STATED TASK | Each line containing the word "BECF" must be collected.

ITEMS |
begin
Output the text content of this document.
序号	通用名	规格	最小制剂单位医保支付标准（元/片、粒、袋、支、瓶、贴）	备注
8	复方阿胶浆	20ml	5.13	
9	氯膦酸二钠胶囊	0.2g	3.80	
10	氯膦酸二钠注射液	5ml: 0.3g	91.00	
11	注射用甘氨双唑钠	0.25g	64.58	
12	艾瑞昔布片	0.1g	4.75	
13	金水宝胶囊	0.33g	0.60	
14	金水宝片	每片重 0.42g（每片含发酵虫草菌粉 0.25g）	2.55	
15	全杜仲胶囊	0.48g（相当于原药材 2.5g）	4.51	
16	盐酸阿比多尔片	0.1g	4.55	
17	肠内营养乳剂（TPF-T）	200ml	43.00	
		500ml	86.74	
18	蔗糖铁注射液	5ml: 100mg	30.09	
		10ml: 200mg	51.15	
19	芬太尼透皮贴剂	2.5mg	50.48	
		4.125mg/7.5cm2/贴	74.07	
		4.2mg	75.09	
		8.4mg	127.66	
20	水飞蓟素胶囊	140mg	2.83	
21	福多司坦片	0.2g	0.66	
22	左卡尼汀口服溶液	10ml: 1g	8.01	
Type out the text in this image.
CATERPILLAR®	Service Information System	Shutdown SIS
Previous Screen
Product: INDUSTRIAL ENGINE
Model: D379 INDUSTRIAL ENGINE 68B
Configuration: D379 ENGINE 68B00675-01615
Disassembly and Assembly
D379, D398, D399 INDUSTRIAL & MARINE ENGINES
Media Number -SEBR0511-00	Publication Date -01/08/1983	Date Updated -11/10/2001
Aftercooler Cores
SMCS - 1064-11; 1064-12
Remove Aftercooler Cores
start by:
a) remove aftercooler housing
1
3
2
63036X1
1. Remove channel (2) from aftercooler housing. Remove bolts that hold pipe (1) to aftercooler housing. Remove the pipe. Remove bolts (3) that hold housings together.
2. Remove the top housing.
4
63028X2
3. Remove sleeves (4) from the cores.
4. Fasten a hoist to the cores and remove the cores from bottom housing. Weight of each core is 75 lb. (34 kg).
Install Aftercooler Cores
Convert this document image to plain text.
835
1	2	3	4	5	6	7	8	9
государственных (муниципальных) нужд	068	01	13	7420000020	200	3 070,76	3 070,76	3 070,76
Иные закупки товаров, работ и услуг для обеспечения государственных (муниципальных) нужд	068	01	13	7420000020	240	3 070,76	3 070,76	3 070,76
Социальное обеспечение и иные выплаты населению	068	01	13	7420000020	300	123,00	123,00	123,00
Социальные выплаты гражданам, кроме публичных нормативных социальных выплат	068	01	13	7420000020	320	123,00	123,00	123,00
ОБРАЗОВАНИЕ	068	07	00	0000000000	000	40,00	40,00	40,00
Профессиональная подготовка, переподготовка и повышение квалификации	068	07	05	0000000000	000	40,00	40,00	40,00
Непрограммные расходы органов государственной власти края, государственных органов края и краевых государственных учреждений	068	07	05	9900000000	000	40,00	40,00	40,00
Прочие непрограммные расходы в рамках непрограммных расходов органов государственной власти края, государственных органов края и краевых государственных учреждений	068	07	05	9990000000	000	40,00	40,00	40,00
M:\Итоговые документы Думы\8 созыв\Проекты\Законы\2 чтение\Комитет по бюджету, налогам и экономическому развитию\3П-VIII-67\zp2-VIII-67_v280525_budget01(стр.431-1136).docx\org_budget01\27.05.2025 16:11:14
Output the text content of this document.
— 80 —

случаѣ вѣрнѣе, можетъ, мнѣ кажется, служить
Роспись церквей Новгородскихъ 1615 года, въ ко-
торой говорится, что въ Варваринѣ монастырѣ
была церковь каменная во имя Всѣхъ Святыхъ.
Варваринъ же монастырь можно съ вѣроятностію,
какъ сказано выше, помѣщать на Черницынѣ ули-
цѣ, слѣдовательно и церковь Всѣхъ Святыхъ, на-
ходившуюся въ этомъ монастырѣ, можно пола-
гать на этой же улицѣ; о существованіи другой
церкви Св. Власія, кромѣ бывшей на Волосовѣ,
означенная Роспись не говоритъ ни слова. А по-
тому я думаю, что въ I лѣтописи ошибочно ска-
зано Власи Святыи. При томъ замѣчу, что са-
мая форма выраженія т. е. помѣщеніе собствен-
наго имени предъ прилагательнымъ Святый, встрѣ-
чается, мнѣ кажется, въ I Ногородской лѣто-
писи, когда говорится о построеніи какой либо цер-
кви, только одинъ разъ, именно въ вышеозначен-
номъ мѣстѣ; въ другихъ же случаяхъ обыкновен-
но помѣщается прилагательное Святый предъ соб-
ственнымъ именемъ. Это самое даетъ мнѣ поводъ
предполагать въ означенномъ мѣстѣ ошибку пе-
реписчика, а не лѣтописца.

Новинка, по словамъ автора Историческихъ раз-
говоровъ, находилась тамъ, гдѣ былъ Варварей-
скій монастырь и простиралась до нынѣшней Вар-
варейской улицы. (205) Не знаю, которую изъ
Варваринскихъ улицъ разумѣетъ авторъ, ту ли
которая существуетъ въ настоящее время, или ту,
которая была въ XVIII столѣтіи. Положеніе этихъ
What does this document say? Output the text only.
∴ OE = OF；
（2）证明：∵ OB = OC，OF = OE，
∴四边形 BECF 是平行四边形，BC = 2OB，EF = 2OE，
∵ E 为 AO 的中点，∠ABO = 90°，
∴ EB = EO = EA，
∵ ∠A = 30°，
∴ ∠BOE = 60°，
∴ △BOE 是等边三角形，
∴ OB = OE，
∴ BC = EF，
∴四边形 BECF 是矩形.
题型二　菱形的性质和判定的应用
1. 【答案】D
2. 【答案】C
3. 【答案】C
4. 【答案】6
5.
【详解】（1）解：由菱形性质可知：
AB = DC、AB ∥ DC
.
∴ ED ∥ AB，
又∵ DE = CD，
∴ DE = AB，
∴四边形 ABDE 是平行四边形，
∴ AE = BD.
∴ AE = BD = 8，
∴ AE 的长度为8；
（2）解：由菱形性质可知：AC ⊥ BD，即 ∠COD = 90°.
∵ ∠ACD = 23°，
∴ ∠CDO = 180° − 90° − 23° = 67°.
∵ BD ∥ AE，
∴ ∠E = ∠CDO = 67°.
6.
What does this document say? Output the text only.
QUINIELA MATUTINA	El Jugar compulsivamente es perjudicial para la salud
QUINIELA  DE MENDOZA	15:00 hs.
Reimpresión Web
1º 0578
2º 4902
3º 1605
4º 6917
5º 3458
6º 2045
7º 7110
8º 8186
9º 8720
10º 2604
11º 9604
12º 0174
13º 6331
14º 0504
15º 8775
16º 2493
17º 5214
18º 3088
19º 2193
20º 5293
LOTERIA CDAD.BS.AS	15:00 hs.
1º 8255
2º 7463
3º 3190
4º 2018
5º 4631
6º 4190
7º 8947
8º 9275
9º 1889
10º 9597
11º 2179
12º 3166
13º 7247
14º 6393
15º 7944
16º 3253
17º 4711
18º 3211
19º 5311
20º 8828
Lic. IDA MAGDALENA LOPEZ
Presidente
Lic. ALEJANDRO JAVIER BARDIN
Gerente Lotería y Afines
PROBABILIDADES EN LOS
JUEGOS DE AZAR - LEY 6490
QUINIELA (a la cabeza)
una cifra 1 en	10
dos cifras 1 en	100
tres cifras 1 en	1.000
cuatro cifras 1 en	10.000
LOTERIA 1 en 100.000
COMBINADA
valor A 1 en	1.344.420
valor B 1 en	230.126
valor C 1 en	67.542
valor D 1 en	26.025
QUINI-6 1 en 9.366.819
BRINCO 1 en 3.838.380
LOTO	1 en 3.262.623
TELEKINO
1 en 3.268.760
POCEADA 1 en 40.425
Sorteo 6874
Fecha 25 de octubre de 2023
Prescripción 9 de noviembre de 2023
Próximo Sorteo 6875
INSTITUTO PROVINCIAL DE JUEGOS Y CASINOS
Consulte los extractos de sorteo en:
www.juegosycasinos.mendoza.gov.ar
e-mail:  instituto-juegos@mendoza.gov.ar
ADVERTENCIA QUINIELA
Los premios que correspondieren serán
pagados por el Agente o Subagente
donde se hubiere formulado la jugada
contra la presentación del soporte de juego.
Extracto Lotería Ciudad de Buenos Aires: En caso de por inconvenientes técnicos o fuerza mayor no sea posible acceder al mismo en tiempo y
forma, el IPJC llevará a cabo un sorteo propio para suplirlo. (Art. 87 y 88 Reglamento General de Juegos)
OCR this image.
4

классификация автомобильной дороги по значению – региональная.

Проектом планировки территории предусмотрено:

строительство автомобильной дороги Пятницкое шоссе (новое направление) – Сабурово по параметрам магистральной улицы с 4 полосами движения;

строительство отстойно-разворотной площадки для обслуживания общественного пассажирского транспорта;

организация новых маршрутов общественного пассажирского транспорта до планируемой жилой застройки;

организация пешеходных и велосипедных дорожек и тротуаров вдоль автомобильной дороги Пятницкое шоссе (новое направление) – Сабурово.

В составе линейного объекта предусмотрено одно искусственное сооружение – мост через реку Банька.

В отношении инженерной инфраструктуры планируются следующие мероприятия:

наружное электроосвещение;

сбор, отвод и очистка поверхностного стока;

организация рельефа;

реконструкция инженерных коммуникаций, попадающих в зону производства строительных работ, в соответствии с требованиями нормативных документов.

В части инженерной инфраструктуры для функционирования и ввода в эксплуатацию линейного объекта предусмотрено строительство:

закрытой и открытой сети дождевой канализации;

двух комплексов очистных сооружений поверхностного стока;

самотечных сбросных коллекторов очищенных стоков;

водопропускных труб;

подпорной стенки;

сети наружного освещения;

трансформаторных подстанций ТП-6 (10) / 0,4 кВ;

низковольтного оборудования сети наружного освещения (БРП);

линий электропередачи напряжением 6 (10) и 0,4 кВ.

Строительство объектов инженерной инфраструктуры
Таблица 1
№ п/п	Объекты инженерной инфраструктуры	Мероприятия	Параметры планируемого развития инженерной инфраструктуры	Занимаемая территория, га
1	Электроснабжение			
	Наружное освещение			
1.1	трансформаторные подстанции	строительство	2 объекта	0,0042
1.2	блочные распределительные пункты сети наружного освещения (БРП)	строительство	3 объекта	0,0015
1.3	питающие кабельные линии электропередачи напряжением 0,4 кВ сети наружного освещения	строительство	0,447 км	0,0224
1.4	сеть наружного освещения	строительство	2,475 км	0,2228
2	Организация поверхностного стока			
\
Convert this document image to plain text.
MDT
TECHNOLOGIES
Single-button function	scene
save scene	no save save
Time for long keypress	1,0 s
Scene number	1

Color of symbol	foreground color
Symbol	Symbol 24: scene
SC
end
COMPLETE ANSWER |
∴四边形 BECF 是平行四边形，BC = 2OB，EF = 2OE，
∴四边形 BECF 是矩形.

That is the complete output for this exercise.